## Direction
Copy out the records precisely, omitting pictures.

Saved data entries:
--
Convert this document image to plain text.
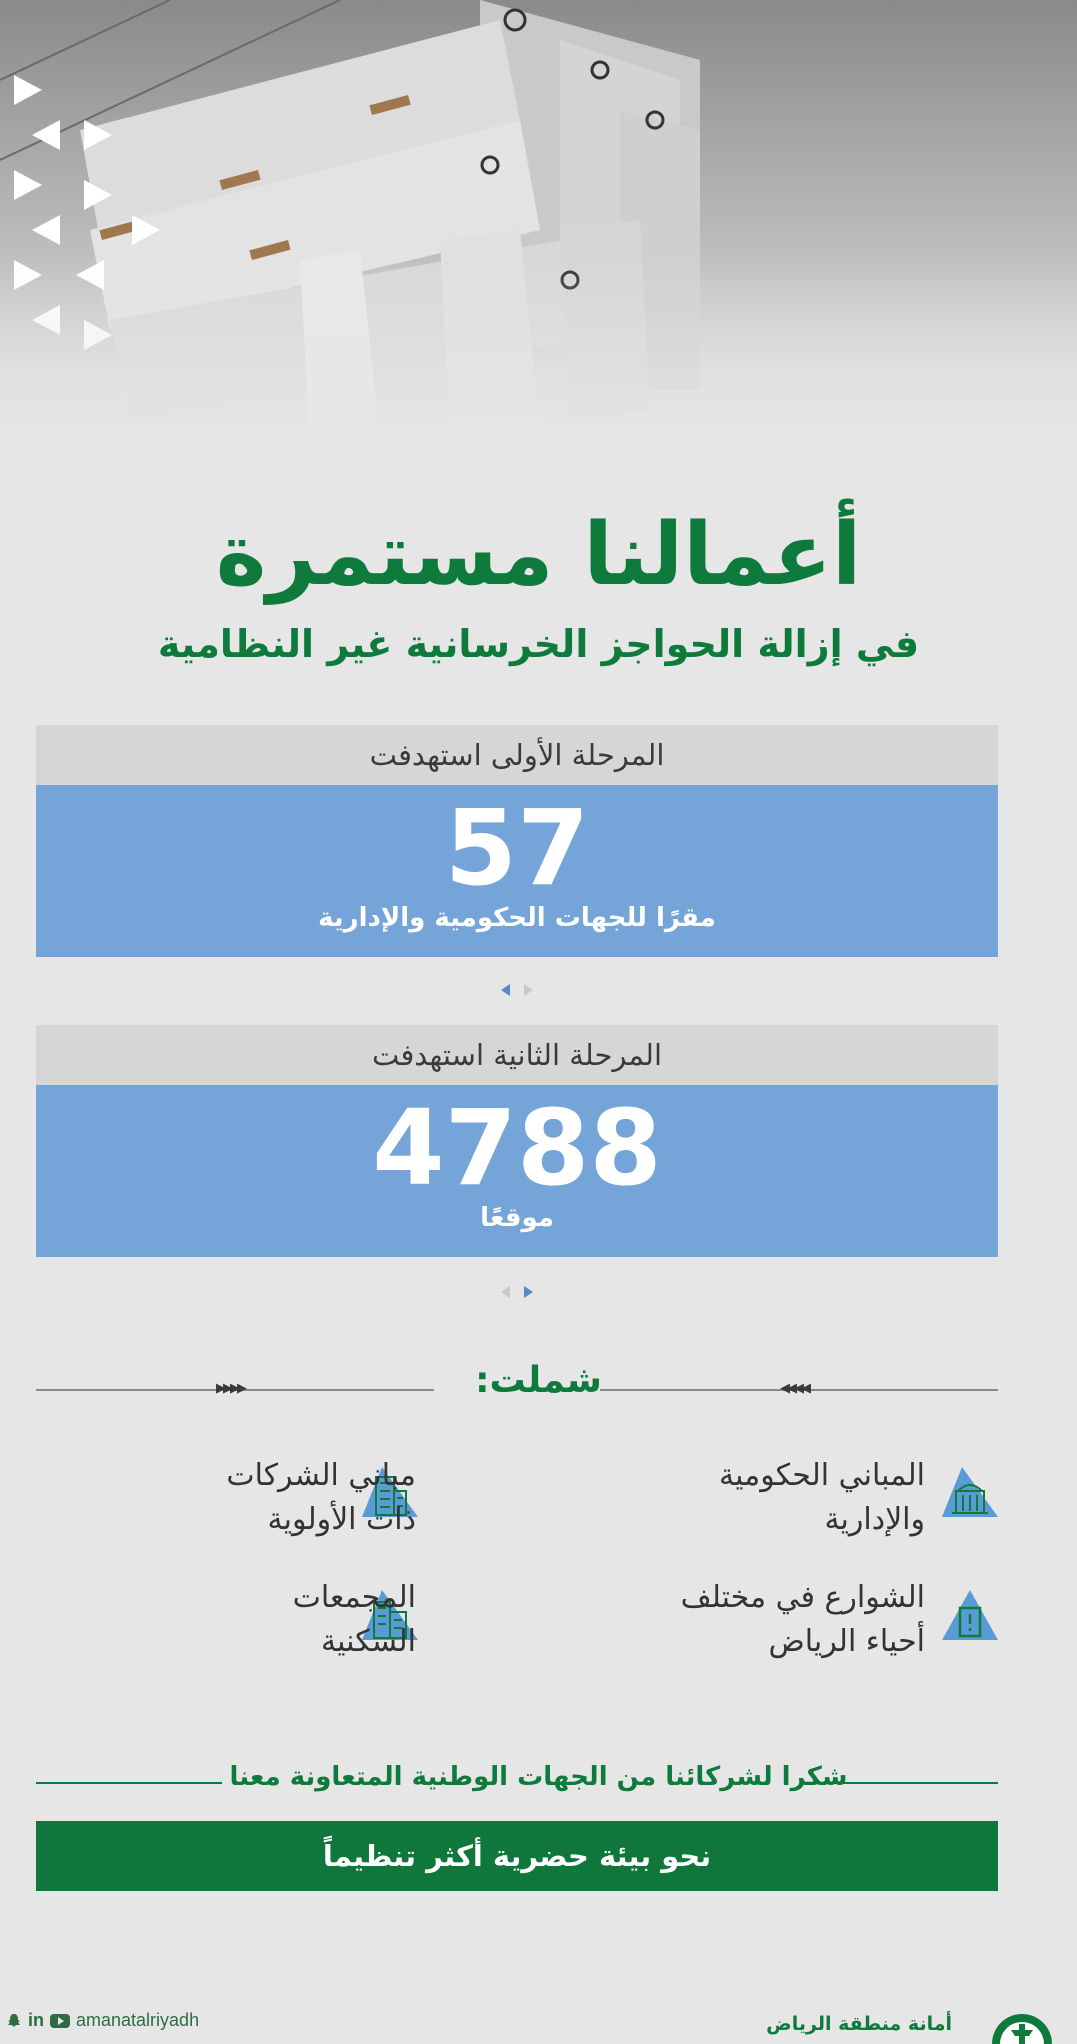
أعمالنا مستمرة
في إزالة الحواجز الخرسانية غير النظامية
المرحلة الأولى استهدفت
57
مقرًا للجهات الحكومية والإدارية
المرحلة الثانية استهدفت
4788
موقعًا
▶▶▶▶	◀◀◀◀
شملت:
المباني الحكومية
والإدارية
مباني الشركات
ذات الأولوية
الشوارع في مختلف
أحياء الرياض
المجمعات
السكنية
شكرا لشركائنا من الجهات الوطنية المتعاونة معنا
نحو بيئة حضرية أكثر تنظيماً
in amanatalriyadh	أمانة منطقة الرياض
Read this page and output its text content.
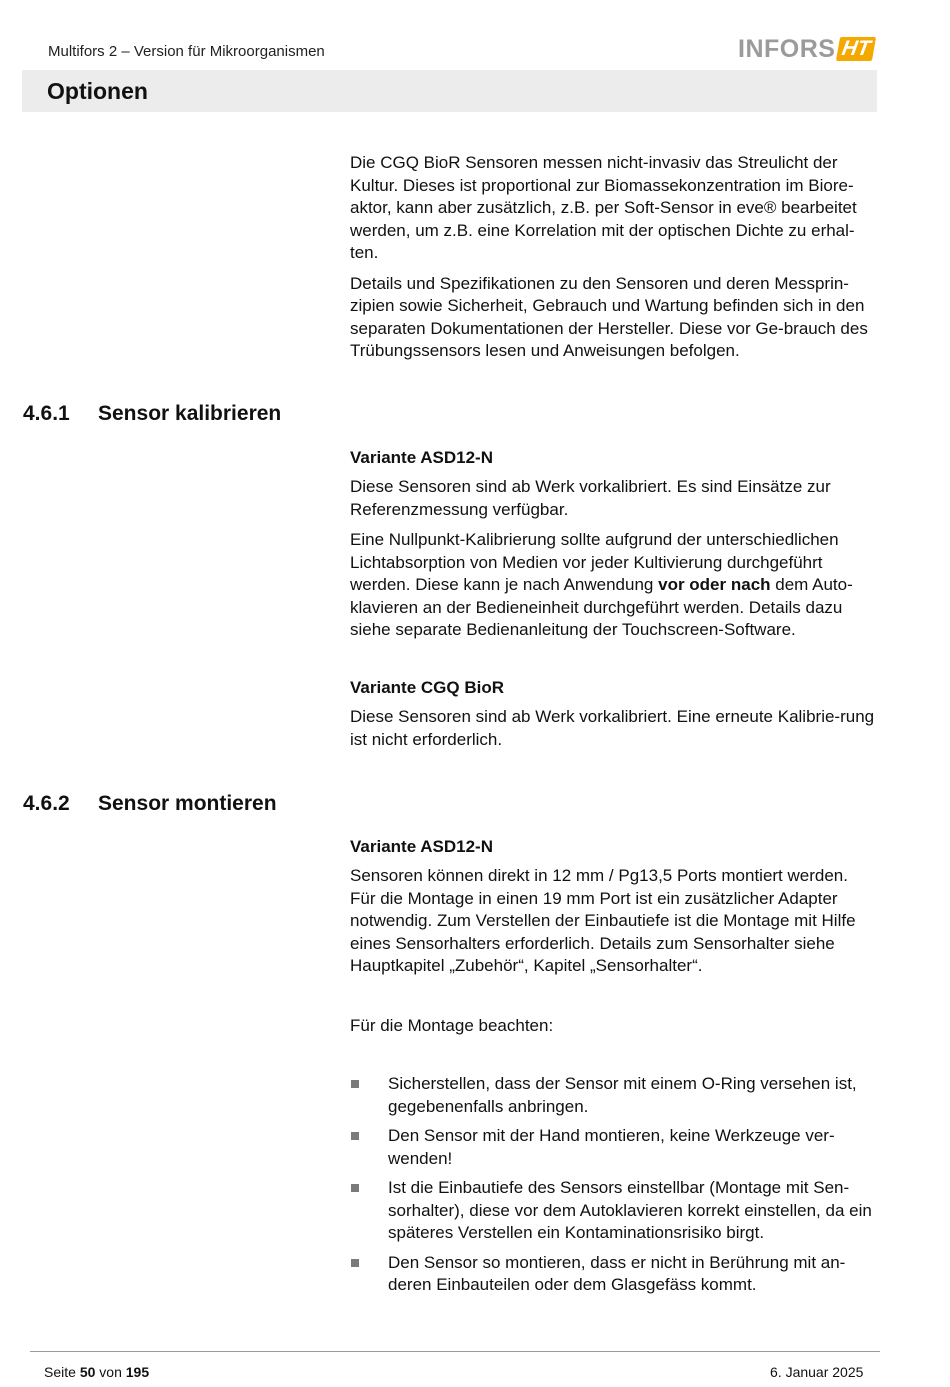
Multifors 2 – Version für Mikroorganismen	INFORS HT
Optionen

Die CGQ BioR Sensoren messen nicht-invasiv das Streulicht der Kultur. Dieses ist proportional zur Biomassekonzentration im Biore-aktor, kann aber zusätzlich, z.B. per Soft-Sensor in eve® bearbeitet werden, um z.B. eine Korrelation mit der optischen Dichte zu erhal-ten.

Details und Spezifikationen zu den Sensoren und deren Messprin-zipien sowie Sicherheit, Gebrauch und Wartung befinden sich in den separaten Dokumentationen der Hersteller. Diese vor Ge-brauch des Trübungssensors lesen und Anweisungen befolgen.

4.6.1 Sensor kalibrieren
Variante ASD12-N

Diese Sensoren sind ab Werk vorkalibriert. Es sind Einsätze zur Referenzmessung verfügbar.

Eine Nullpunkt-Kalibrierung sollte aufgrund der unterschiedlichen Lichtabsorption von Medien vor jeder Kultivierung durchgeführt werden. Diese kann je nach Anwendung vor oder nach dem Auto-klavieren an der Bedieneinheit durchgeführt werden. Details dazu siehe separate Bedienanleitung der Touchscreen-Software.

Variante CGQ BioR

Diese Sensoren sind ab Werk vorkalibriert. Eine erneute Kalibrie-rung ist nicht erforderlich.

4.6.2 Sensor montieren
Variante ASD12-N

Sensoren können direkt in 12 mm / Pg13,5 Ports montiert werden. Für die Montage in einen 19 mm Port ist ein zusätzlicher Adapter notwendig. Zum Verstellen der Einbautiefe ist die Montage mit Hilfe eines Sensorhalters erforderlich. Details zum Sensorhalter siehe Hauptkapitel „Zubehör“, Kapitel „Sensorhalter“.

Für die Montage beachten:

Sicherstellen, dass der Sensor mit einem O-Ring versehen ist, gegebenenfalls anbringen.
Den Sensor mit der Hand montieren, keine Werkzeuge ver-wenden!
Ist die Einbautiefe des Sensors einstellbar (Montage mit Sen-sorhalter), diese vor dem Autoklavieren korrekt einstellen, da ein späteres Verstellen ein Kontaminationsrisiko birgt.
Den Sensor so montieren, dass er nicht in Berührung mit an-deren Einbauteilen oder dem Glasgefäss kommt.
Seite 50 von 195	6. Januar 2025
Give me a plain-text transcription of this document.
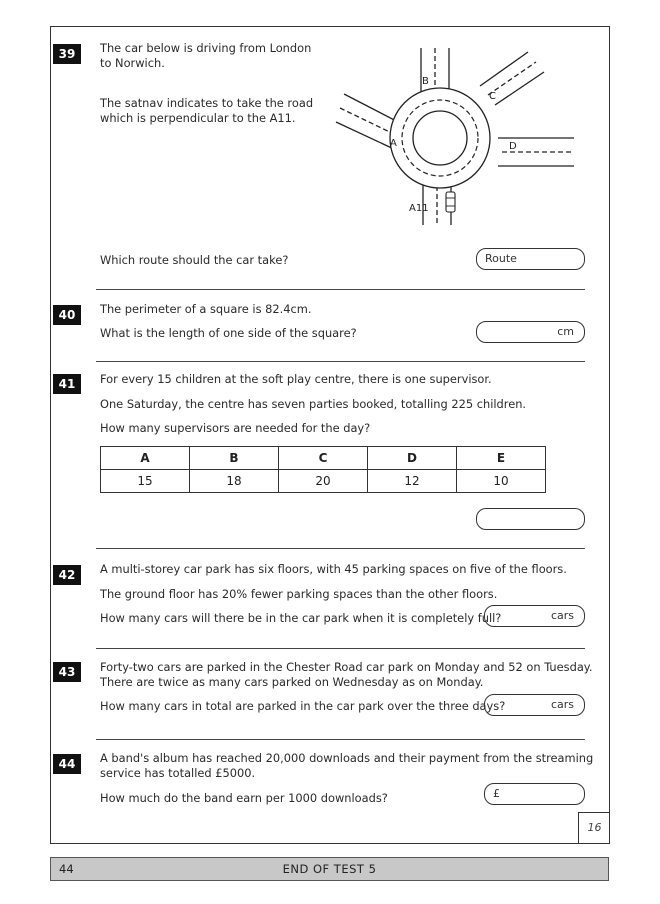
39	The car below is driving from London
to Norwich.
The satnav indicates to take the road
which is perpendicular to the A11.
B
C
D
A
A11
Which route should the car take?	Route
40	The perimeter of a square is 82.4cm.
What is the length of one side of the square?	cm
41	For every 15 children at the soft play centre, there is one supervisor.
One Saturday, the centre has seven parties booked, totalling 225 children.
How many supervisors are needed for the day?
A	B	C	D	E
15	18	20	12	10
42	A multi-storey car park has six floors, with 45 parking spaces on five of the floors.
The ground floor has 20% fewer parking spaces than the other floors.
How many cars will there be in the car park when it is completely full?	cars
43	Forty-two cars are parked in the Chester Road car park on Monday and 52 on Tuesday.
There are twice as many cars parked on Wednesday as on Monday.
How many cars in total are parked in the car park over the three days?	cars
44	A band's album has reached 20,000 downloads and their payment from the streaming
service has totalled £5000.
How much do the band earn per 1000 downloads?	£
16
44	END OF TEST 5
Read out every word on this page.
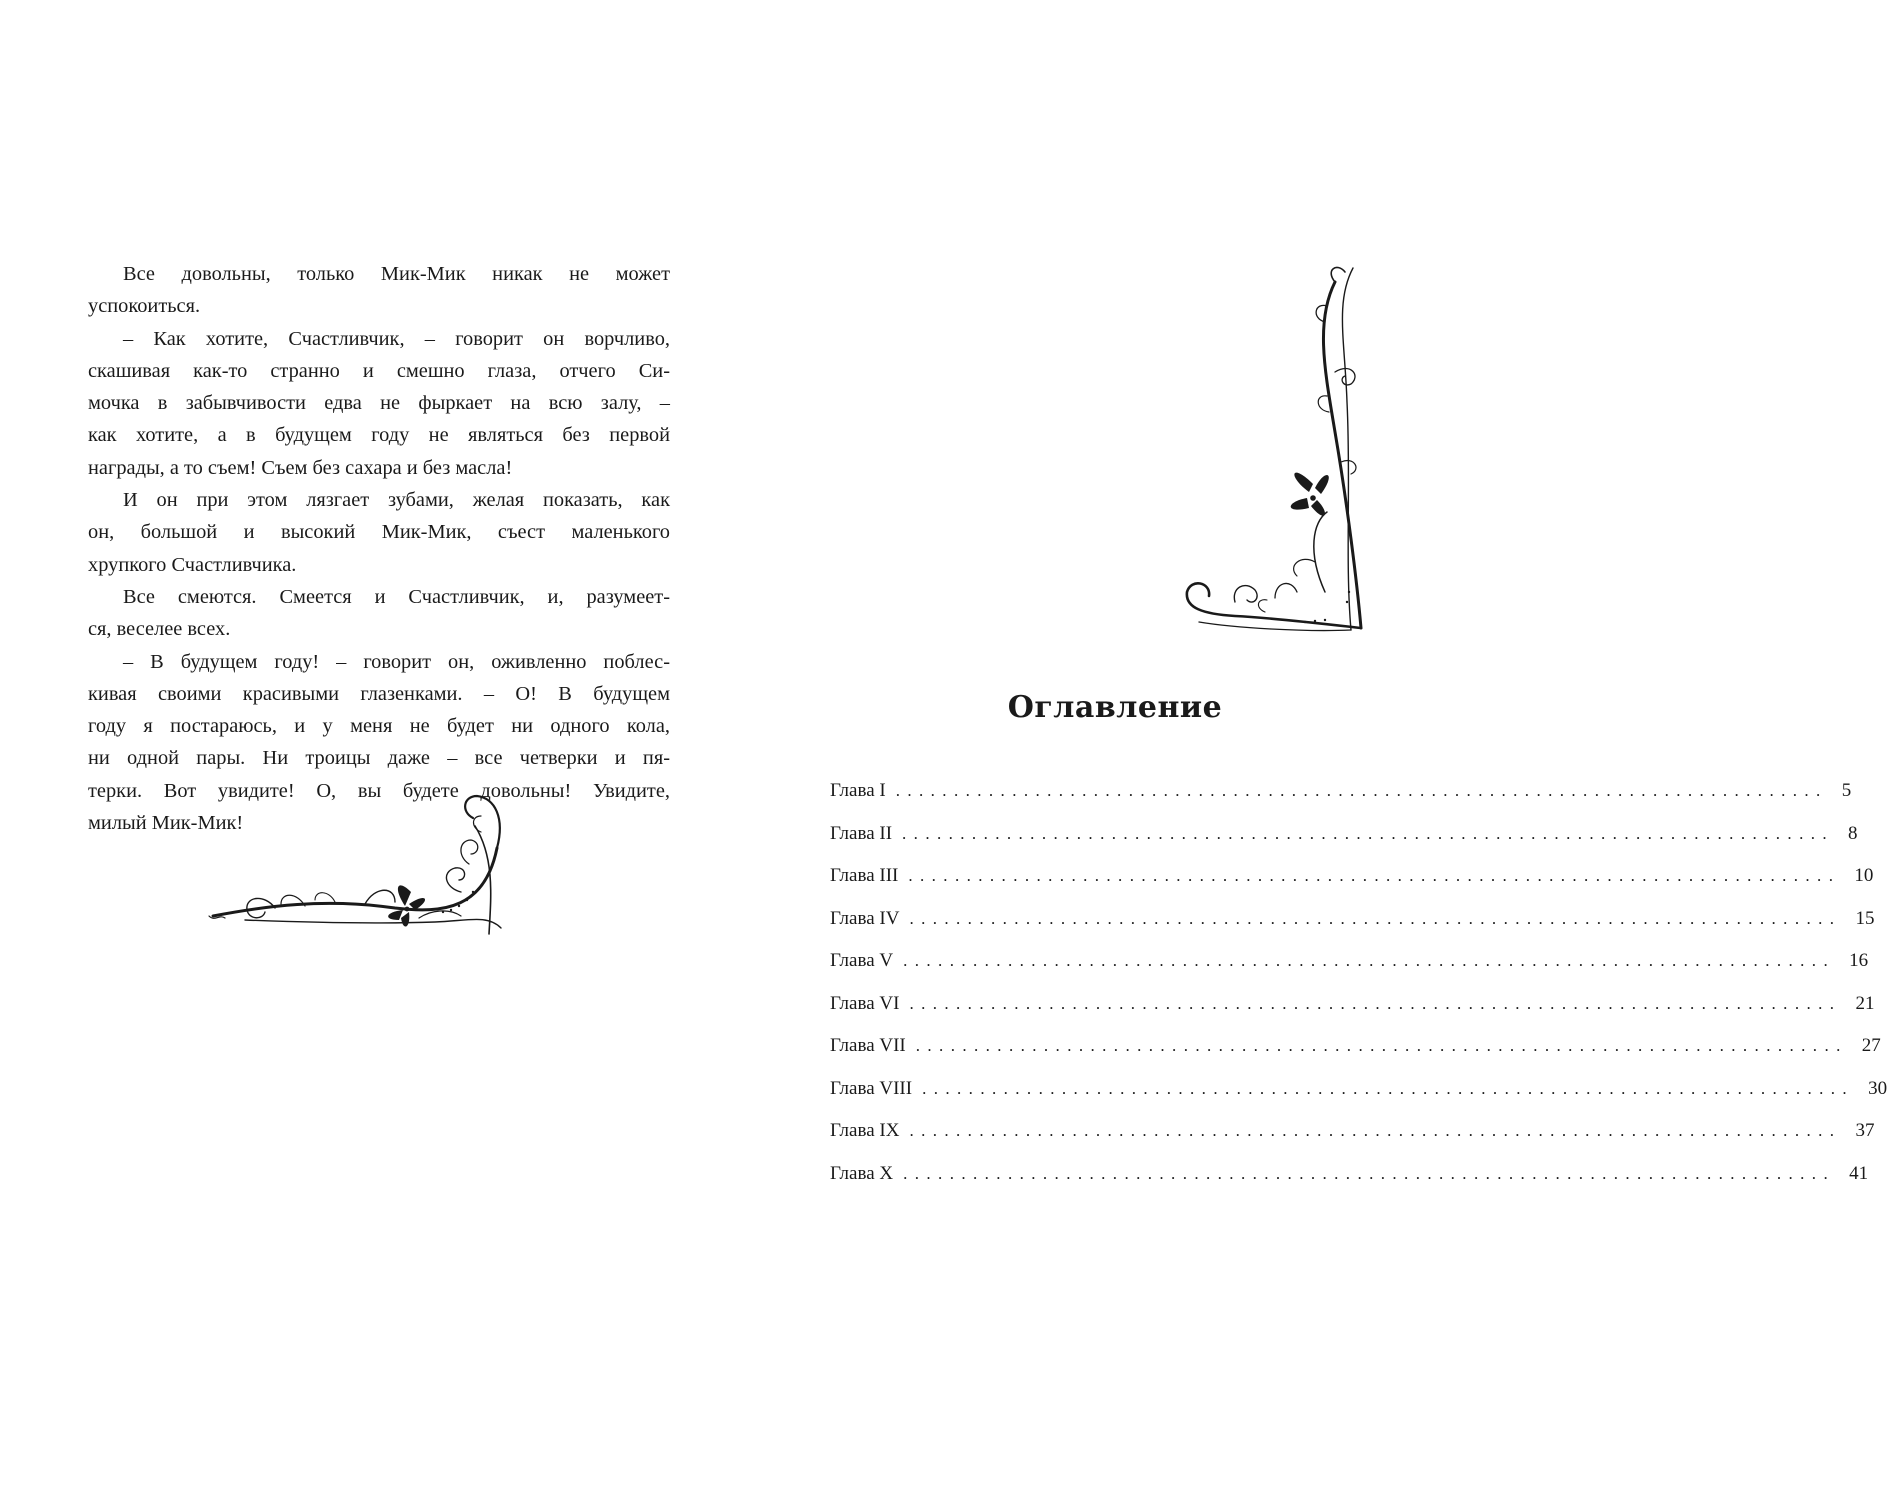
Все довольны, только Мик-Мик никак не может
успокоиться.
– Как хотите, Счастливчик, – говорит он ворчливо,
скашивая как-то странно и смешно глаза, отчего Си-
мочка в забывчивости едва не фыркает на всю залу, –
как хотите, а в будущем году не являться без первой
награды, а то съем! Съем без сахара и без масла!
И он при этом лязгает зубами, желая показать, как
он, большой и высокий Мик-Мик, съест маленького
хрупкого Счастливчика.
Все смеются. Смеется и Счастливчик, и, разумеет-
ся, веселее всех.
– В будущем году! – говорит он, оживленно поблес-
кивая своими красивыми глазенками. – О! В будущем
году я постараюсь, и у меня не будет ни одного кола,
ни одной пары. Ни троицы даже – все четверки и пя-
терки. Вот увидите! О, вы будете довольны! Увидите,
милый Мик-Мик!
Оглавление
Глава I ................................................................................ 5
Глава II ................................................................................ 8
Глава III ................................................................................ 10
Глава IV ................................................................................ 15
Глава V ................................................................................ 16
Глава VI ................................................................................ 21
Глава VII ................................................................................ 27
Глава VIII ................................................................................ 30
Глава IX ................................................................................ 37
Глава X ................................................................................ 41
--
## Task result
Convert this document image to plain text.
أعمالنا مستمرة
في إزالة الحواجز الخرسانية غير النظامية
المرحلة الأولى استهدفت
57
مقرًا للجهات الحكومية والإدارية
المرحلة الثانية استهدفت
4788
موقعًا
▶▶▶▶	◀◀◀◀
شملت:
المباني الحكومية
والإدارية
مباني الشركات
ذات الأولوية
الشوارع في مختلف
أحياء الرياض
المجمعات
السكنية
شكرا لشركائنا من الجهات الوطنية المتعاونة معنا
نحو بيئة حضرية أكثر تنظيماً
in amanatalriyadh	أمانة منطقة الرياض
Read this page and output its text content.
Multifors 2 – Version für Mikroorganismen	INFORS HT
Optionen

Die CGQ BioR Sensoren messen nicht-invasiv das Streulicht der Kultur. Dieses ist proportional zur Biomassekonzentration im Biore-aktor, kann aber zusätzlich, z.B. per Soft-Sensor in eve® bearbeitet werden, um z.B. eine Korrelation mit der optischen Dichte zu erhal-ten.

Details und Spezifikationen zu den Sensoren und deren Messprin-zipien sowie Sicherheit, Gebrauch und Wartung befinden sich in den separaten Dokumentationen der Hersteller. Diese vor Ge-brauch des Trübungssensors lesen und Anweisungen befolgen.

4.6.1 Sensor kalibrieren
Variante ASD12-N

Diese Sensoren sind ab Werk vorkalibriert. Es sind Einsätze zur Referenzmessung verfügbar.

Eine Nullpunkt-Kalibrierung sollte aufgrund der unterschiedlichen Lichtabsorption von Medien vor jeder Kultivierung durchgeführt werden. Diese kann je nach Anwendung vor oder nach dem Auto-klavieren an der Bedieneinheit durchgeführt werden. Details dazu siehe separate Bedienanleitung der Touchscreen-Software.

Variante CGQ BioR

Diese Sensoren sind ab Werk vorkalibriert. Eine erneute Kalibrie-rung ist nicht erforderlich.

4.6.2 Sensor montieren
Variante ASD12-N

Sensoren können direkt in 12 mm / Pg13,5 Ports montiert werden. Für die Montage in einen 19 mm Port ist ein zusätzlicher Adapter notwendig. Zum Verstellen der Einbautiefe ist die Montage mit Hilfe eines Sensorhalters erforderlich. Details zum Sensorhalter siehe Hauptkapitel „Zubehör“, Kapitel „Sensorhalter“.

Für die Montage beachten:

Sicherstellen, dass der Sensor mit einem O-Ring versehen ist, gegebenenfalls anbringen.
Den Sensor mit der Hand montieren, keine Werkzeuge ver-wenden!
Ist die Einbautiefe des Sensors einstellbar (Montage mit Sen-sorhalter), diese vor dem Autoklavieren korrekt einstellen, da ein späteres Verstellen ein Kontaminationsrisiko birgt.
Den Sensor so montieren, dass er nicht in Berührung mit an-deren Einbauteilen oder dem Glasgefäss kommt.
Seite 50 von 195	6. Januar 2025
Give me a plain-text transcription of this document.
39	The car below is driving from London
to Norwich.
The satnav indicates to take the road
which is perpendicular to the A11.
B
C
D
A
A11
Which route should the car take?	Route
40	The perimeter of a square is 82.4cm.
What is the length of one side of the square?	cm
41	For every 15 children at the soft play centre, there is one supervisor.
One Saturday, the centre has seven parties booked, totalling 225 children.
How many supervisors are needed for the day?
A	B	C	D	E
15	18	20	12	10
42	A multi-storey car park has six floors, with 45 parking spaces on five of the floors.
The ground floor has 20% fewer parking spaces than the other floors.
How many cars will there be in the car park when it is completely full?	cars
43	Forty-two cars are parked in the Chester Road car park on Monday and 52 on Tuesday.
There are twice as many cars parked on Wednesday as on Monday.
How many cars in total are parked in the car park over the three days?	cars
44	A band's album has reached 20,000 downloads and their payment from the streaming
service has totalled £5000.
How much do the band earn per 1000 downloads?	£
16
44	END OF TEST 5
Read out every word on this page.
Все довольны, только Мик-Мик никак не может
успокоиться.
– Как хотите, Счастливчик, – говорит он ворчливо,
скашивая как-то странно и смешно глаза, отчего Си-
мочка в забывчивости едва не фыркает на всю залу, –
как хотите, а в будущем году не являться без первой
награды, а то съем! Съем без сахара и без масла!
И он при этом лязгает зубами, желая показать, как
он, большой и высокий Мик-Мик, съест маленького
хрупкого Счастливчика.
Все смеются. Смеется и Счастливчик, и, разумеет-
ся, веселее всех.
– В будущем году! – говорит он, оживленно поблес-
кивая своими красивыми глазенками. – О! В будущем
году я постараюсь, и у меня не будет ни одного кола,
ни одной пары. Ни троицы даже – все четверки и пя-
терки. Вот увидите! О, вы будете довольны! Увидите,
милый Мик-Мик!
Оглавление
Глава I ................................................................................ 5
Глава II ................................................................................ 8
Глава III ................................................................................ 10
Глава IV ................................................................................ 15
Глава V ................................................................................ 16
Глава VI ................................................................................ 21
Глава VII ................................................................................ 27
Глава VIII ................................................................................ 30
Глава IX ................................................................................ 37
Глава X ................................................................................ 41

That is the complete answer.